RECORD EXTRACTS =>

• • • • •

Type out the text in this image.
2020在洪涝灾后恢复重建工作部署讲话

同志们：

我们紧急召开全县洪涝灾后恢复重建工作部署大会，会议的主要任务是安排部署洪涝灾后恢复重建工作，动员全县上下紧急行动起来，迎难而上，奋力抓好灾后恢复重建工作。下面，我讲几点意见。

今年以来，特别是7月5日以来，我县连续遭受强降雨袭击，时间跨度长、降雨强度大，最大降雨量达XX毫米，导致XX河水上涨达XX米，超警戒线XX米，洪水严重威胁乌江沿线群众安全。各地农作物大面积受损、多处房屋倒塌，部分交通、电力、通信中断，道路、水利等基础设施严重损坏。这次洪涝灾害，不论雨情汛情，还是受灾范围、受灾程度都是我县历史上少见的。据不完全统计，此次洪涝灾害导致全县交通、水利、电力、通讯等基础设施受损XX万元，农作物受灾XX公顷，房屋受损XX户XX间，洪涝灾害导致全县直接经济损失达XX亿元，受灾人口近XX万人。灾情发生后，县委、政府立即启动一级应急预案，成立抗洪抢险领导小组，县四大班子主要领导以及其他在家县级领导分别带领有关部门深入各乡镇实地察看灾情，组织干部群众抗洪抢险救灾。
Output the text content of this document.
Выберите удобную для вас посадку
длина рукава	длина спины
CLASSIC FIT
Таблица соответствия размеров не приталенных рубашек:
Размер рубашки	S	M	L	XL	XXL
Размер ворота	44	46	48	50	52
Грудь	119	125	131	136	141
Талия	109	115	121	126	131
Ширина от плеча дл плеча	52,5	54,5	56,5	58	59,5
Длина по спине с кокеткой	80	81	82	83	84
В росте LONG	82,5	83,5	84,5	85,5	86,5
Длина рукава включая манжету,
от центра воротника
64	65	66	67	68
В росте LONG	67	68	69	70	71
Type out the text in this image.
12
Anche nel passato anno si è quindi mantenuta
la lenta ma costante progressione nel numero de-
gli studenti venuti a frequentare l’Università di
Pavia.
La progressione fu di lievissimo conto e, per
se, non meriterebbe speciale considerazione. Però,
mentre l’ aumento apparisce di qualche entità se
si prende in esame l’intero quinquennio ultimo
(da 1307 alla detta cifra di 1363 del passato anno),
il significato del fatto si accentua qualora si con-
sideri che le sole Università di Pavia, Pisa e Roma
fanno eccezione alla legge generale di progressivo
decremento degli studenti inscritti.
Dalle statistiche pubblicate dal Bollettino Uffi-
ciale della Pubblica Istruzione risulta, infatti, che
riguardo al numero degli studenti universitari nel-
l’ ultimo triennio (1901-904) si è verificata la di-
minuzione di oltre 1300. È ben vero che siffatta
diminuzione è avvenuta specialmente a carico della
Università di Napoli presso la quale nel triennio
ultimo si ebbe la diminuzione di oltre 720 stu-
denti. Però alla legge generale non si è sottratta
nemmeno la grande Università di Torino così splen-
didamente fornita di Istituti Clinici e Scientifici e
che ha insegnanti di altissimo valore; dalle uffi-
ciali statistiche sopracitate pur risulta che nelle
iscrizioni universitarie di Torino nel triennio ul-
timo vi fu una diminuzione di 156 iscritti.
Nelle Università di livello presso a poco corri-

• • • • •

TO DO =>
Extract, from the material above, each line holding the word "Torino".

EXERCISE SOLUTION =>
nemmeno la grande Università di Torino così splen-
iscrizioni universitarie di Torino nel triennio ul-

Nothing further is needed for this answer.